Request: Every line holding the string "尤其是恶劣环境" should be gathered.

Given records:
- - - -
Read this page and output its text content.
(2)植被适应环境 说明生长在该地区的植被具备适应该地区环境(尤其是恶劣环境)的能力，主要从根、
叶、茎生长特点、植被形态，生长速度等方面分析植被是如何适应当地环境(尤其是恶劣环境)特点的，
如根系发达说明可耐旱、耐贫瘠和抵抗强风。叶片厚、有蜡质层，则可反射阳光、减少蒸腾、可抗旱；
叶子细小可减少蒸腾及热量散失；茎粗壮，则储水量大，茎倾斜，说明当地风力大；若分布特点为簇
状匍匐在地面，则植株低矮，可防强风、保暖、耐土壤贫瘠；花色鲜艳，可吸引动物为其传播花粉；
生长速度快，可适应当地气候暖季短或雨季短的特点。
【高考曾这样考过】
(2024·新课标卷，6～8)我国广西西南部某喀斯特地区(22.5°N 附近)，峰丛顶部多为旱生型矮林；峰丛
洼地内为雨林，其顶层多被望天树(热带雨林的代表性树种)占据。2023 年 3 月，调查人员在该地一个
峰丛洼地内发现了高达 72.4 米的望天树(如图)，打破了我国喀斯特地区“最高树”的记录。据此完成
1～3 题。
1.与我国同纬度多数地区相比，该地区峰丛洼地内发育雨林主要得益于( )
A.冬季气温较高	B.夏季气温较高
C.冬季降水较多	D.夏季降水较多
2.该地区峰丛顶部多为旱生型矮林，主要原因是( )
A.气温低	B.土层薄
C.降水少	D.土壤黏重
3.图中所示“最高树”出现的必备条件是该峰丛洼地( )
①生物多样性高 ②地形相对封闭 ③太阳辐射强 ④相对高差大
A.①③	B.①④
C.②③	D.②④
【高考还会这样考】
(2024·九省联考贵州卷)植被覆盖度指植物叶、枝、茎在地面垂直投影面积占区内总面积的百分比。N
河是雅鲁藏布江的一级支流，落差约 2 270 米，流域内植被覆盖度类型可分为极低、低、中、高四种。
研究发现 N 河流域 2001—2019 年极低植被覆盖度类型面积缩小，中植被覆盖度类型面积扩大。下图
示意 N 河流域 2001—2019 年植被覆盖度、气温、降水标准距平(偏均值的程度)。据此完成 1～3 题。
- - - -
Final result:
(2)植被适应环境 说明生长在该地区的植被具备适应该地区环境(尤其是恶劣环境)的能力，主要从根、
叶、茎生长特点、植被形态，生长速度等方面分析植被是如何适应当地环境(尤其是恶劣环境)特点的，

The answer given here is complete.